> What is needed
For the records that follow, return only the count of lines containing the string "JSON".

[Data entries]
<<<<
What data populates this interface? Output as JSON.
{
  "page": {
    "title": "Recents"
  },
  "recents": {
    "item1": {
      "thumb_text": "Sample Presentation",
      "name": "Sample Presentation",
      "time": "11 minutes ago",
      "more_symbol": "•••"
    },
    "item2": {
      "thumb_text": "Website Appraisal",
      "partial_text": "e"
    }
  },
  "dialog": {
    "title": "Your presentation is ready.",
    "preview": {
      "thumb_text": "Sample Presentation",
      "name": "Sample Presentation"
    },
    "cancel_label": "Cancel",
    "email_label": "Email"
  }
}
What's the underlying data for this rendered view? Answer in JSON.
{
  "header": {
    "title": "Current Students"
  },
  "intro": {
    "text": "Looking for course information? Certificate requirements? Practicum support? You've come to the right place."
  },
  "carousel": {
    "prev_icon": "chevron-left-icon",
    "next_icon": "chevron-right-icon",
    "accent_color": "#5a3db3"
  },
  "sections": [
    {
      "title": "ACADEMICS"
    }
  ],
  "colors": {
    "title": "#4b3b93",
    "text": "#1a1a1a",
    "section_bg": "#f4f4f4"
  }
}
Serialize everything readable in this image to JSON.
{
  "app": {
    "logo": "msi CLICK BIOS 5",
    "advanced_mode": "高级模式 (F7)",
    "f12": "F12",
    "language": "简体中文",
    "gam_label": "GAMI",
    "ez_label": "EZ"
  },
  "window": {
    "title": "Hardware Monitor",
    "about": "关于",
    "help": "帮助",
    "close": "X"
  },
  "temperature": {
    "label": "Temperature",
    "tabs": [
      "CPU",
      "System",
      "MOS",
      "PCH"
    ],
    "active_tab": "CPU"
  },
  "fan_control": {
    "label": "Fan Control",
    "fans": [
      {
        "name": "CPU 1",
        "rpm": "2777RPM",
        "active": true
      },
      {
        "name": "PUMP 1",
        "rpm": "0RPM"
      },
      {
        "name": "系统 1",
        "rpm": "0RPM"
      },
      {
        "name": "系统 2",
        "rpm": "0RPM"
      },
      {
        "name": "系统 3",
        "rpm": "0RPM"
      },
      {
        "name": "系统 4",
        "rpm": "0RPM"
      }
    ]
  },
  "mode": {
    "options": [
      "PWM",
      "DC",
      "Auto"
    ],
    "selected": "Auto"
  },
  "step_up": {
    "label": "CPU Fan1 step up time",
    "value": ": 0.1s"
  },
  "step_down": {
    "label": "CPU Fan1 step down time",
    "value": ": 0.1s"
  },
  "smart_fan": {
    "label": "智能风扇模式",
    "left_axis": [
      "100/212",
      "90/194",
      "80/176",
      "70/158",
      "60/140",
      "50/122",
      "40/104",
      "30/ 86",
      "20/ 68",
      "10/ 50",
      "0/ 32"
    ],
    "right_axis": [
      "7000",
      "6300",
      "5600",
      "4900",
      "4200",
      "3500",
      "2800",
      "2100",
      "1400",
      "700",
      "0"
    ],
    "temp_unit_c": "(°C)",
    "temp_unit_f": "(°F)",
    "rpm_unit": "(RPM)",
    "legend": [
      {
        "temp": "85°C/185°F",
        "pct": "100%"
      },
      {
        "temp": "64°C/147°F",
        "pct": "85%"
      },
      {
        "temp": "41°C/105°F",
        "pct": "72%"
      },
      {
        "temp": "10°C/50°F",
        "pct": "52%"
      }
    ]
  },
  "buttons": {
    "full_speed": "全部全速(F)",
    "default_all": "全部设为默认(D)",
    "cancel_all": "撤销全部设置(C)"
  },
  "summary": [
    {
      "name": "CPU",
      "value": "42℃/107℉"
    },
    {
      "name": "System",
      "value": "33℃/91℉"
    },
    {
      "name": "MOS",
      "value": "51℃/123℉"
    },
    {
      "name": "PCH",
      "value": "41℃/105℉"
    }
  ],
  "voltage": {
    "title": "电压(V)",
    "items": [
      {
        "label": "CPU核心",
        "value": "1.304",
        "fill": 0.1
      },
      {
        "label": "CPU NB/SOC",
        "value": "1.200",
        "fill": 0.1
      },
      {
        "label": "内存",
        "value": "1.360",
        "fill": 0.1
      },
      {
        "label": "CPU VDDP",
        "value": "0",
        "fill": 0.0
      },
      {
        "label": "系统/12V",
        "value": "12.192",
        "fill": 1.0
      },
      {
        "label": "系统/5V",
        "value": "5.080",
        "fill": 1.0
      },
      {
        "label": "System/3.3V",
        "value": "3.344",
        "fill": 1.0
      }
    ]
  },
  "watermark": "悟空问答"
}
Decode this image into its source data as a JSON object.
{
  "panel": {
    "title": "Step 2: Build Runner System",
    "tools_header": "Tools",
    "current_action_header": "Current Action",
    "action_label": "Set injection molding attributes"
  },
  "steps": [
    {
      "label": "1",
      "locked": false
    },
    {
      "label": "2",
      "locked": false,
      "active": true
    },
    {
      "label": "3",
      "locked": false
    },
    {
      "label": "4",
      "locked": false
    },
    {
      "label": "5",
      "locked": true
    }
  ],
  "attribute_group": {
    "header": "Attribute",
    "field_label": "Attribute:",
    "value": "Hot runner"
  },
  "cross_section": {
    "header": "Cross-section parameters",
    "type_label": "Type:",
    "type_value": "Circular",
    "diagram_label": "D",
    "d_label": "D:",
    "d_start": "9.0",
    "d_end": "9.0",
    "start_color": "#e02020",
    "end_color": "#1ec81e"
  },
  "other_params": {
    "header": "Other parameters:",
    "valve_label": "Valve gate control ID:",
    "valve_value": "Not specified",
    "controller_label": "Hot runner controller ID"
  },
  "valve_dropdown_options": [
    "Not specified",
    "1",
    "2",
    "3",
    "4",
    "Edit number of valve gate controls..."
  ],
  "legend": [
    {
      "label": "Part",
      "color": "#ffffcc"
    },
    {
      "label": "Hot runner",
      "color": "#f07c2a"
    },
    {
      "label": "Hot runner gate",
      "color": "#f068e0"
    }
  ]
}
>>>>
> Output for this task
4